I don’t want to get the top nodes with methods ( main method=”modify”> or main method=”modify”> ).

The deepest nested elements with method correspond to real actions.
The top elements with method actually are dummy actions that must not be taken into account.

Here is my XML sample file:

<?xml version="1.0" encoding="UTF-8"?>
<main method="modify">
<MACHINE method="modify">  
  <SOURCE id="AFRICA" method="modify">
    <DEST id="RUSSIA" method="delete"/>
    <DEST id="USA" method="modify"/>
  </SOURCE>

  <SOURCE id="USA" method="modify">
    <DEST id="AUSTRALIA" method="modify"/>
    <DEST id="CANADA" method="create"/>
  </SOURCE>
</MACHINE>
</main>

This is Xpath output I expect:

<SOURCE id="AFRICA" method="modify"><DEST id="RUSSIA" method="delete"/>

<SOURCE id="AFRICA" method="modify"><DEST id="USA" method="modify"/>

<SOURCE id="USA" method="modify"><DEST id="AUSTRALIA" method="modify"/>

<SOURCE id="USA" method="modify"><DEST id="CANADA" method="create"/>

My current xpath command does not provide the adequate result.

### Requirement A
Output the part of the XPath question that opens with the words containing "This is Xpath" and closes with "the adequate result.", copied word for word.

### Information given
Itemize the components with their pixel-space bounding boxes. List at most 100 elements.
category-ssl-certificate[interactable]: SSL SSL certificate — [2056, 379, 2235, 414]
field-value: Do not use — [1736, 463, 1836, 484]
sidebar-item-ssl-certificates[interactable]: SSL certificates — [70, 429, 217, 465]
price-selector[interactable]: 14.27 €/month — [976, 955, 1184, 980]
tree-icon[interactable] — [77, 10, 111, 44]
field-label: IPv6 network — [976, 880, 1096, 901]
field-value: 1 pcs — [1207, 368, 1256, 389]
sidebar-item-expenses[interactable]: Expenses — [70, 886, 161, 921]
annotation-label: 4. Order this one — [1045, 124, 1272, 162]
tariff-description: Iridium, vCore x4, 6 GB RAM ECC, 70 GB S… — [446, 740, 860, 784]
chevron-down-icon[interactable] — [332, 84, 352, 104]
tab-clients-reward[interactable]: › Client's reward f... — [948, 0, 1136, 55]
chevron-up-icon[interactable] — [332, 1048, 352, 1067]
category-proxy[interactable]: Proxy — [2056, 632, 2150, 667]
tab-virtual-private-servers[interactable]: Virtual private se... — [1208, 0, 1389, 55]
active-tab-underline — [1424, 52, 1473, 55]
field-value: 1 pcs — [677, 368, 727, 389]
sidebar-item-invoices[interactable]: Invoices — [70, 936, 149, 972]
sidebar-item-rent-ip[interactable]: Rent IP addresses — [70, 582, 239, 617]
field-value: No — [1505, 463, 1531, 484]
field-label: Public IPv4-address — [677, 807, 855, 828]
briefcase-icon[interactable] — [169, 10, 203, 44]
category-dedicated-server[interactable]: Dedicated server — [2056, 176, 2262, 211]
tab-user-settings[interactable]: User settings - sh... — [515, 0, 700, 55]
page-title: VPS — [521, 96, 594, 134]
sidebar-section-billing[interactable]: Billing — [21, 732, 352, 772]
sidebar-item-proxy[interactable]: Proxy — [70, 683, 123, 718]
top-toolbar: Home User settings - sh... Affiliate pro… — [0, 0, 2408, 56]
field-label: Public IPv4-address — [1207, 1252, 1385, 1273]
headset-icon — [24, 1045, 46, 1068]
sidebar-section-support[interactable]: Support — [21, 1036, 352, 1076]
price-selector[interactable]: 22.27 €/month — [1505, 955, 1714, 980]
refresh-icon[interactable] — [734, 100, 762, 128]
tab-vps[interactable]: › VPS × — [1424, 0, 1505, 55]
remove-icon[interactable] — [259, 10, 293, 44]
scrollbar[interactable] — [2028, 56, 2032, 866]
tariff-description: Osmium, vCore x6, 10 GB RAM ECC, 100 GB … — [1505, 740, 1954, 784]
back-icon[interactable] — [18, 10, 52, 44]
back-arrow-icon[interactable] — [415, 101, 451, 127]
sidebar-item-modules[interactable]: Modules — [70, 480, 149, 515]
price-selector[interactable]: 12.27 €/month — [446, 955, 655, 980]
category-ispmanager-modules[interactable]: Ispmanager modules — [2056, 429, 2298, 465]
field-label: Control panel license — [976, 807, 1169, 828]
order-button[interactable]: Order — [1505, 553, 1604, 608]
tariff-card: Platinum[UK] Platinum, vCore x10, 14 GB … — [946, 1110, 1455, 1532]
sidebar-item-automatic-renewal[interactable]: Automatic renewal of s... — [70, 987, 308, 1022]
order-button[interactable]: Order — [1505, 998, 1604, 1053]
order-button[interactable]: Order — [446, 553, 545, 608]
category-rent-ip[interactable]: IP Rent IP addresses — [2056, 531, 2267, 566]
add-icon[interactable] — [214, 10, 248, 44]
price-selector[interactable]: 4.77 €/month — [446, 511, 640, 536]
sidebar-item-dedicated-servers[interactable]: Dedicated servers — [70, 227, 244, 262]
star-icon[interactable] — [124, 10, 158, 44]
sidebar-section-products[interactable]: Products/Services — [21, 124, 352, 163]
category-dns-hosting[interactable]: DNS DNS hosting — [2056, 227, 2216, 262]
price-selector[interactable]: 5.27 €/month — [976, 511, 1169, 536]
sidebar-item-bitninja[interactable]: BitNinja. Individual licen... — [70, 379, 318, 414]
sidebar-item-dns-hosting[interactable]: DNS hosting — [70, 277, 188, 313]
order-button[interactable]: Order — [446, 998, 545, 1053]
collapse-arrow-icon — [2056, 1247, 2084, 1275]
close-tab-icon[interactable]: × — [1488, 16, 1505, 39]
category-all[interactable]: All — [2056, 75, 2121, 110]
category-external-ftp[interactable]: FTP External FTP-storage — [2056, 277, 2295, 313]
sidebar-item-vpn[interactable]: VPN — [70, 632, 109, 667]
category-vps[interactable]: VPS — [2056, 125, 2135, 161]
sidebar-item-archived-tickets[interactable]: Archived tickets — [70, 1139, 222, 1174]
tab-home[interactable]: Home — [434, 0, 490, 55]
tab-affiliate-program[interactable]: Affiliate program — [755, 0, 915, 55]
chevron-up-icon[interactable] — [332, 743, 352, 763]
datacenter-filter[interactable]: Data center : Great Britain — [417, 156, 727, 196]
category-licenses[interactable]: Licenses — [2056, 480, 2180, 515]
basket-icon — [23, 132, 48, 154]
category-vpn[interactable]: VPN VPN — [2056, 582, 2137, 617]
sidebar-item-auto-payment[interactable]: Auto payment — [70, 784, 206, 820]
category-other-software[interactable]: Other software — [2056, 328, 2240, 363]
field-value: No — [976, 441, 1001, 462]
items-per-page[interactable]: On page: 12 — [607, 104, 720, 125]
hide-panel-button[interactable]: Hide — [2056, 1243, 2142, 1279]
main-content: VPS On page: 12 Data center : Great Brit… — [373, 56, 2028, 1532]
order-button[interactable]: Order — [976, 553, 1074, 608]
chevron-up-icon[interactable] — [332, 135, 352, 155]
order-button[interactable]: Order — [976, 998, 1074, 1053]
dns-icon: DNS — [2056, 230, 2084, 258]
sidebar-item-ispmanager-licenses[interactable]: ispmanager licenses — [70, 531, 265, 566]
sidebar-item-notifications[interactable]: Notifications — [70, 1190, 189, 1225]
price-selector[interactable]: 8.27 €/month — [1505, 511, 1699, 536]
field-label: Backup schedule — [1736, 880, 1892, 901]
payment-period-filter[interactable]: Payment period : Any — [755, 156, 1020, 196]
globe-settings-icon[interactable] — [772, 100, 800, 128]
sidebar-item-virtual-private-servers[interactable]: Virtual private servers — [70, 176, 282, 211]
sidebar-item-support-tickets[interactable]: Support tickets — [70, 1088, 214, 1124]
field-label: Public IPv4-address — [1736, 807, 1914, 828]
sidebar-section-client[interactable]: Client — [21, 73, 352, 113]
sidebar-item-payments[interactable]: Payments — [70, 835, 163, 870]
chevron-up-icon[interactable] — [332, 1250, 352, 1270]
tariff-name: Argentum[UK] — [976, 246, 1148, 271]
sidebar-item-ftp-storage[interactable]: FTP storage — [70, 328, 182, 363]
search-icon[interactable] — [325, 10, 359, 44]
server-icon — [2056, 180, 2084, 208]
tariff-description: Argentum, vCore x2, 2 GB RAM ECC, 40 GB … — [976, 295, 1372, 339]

### Requirement B
In the records, change "field-value" to "value-text" in the lines from the start through the line containing "sidebar-item-proxy[interactable]: Proxy —", and give those lines back otherwise unchanged.

### Complete response A
This is Xpath output I expect:

<SOURCE id="AFRICA" method="modify"><DEST id="RUSSIA" method="delete"/>

<SOURCE id="AFRICA" method="modify"><DEST id="USA" method="modify"/>

<SOURCE id="USA" method="modify"><DEST id="AUSTRALIA" method="modify"/>

<SOURCE id="USA" method="modify"><DEST id="CANADA" method="create"/>

My current xpath command does not provide the adequate result.

### Complete response B
Itemize the components with their pixel-space bounding boxes. List at most 100 elements.
category-ssl-certificate[interactable]: SSL SSL certificate — [2056, 379, 2235, 414]
value-text: Do not use — [1736, 463, 1836, 484]
sidebar-item-ssl-certificates[interactable]: SSL certificates — [70, 429, 217, 465]
price-selector[interactable]: 14.27 €/month — [976, 955, 1184, 980]
tree-icon[interactable] — [77, 10, 111, 44]
field-label: IPv6 network — [976, 880, 1096, 901]
value-text: 1 pcs — [1207, 368, 1256, 389]
sidebar-item-expenses[interactable]: Expenses — [70, 886, 161, 921]
annotation-label: 4. Order this one — [1045, 124, 1272, 162]
tariff-description: Iridium, vCore x4, 6 GB RAM ECC, 70 GB S… — [446, 740, 860, 784]
chevron-down-icon[interactable] — [332, 84, 352, 104]
tab-clients-reward[interactable]: › Client's reward f... — [948, 0, 1136, 55]
chevron-up-icon[interactable] — [332, 1048, 352, 1067]
category-proxy[interactable]: Proxy — [2056, 632, 2150, 667]
tab-virtual-private-servers[interactable]: Virtual private se... — [1208, 0, 1389, 55]
active-tab-underline — [1424, 52, 1473, 55]
value-text: 1 pcs — [677, 368, 727, 389]
sidebar-item-invoices[interactable]: Invoices — [70, 936, 149, 972]
sidebar-item-rent-ip[interactable]: Rent IP addresses — [70, 582, 239, 617]
value-text: No — [1505, 463, 1531, 484]
field-label: Public IPv4-address — [677, 807, 855, 828]
briefcase-icon[interactable] — [169, 10, 203, 44]
category-dedicated-server[interactable]: Dedicated server — [2056, 176, 2262, 211]
tab-user-settings[interactable]: User settings - sh... — [515, 0, 700, 55]
page-title: VPS — [521, 96, 594, 134]
sidebar-section-billing[interactable]: Billing — [21, 732, 352, 772]
sidebar-item-proxy[interactable]: Proxy — [70, 683, 123, 718]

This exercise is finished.